** Begin Stored rows **

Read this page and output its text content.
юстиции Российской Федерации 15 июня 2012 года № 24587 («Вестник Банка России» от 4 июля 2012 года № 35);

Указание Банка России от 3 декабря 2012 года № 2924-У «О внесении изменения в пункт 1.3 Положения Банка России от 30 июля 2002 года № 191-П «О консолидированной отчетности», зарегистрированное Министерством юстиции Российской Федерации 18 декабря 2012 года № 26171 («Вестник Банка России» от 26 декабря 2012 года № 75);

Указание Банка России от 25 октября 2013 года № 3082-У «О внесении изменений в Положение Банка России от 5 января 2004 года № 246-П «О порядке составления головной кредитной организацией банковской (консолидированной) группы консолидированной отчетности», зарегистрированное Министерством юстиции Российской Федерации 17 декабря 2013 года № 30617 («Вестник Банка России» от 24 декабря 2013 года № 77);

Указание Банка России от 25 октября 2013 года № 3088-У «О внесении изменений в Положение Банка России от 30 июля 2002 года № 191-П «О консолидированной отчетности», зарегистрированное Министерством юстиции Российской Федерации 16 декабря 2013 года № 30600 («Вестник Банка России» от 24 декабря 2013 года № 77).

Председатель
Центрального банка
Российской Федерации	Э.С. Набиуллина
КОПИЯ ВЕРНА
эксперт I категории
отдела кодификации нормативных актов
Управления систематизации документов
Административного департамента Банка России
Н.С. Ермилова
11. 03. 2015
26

** End Stored rows **

(Aim of the exercise): Select the lines in this material that hold the word "Федерации", leaving none out.

(Finished exercise):
юстиции Российской Федерации 15 июня 2012 года № 24587 («Вестник Банка России» от 4 июля 2012 года № 35);
Указание Банка России от 3 декабря 2012 года № 2924-У «О внесении изменения в пункт 1.3 Положения Банка России от 30 июля 2002 года № 191-П «О консолидированной отчетности», зарегистрированное Министерством юстиции Российской Федерации 18 декабря 2012 года № 26171 («Вестник Банка России» от 26 декабря 2012 года № 75);
Указание Банка России от 25 октября 2013 года № 3082-У «О внесении изменений в Положение Банка России от 5 января 2004 года № 246-П «О порядке составления головной кредитной организацией банковской (консолидированной) группы консолидированной отчетности», зарегистрированное Министерством юстиции Российской Федерации 17 декабря 2013 года № 30617 («Вестник Банка России» от 24 декабря 2013 года № 77);
Указание Банка России от 25 октября 2013 года № 3088-У «О внесении изменений в Положение Банка России от 30 июля 2002 года № 191-П «О консолидированной отчетности», зарегистрированное Министерством юстиции Российской Федерации 16 декабря 2013 года № 30600 («Вестник Банка России» от 24 декабря 2013 года № 77).
Российской Федерации	Э.С. Набиуллина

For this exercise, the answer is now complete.